**Task instructions**
Note how many lines contain "count" and give that number, with nothing else.

**Exercise material**
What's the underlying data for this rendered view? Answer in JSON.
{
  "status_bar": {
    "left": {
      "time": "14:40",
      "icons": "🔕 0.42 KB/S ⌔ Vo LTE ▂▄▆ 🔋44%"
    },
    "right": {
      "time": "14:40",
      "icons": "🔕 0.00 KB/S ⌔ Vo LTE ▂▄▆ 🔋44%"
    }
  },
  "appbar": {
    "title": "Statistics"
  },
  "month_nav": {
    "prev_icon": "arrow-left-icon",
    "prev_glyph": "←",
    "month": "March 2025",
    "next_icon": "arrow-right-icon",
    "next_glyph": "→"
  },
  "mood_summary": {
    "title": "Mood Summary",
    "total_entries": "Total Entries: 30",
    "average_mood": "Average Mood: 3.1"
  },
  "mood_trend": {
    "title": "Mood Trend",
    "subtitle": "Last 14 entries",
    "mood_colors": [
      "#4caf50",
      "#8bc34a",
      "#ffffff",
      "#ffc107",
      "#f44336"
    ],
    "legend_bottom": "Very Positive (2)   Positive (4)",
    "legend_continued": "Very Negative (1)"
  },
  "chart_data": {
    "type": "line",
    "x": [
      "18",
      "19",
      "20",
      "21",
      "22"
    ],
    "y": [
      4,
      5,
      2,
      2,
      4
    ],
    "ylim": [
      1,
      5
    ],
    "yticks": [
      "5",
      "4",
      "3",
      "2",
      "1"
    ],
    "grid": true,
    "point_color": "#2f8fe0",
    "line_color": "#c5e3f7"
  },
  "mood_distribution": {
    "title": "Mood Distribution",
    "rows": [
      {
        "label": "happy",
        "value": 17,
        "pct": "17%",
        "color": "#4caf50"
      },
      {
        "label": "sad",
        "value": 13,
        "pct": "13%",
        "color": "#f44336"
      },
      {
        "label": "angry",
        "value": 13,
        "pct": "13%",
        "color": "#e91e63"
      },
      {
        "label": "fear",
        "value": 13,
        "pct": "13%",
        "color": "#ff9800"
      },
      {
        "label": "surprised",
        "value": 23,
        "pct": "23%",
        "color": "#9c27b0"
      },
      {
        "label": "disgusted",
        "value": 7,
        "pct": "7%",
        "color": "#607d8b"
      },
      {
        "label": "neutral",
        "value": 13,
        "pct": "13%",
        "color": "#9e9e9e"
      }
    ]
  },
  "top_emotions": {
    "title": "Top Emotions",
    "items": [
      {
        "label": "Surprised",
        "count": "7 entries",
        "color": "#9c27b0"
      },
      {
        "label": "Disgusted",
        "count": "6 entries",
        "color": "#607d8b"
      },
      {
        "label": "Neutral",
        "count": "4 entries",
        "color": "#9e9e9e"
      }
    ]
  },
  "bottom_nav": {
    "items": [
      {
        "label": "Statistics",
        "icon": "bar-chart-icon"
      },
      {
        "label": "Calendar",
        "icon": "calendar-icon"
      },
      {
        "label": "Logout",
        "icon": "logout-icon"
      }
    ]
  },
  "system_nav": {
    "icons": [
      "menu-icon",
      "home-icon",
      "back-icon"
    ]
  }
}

**Answer to this exercise**
3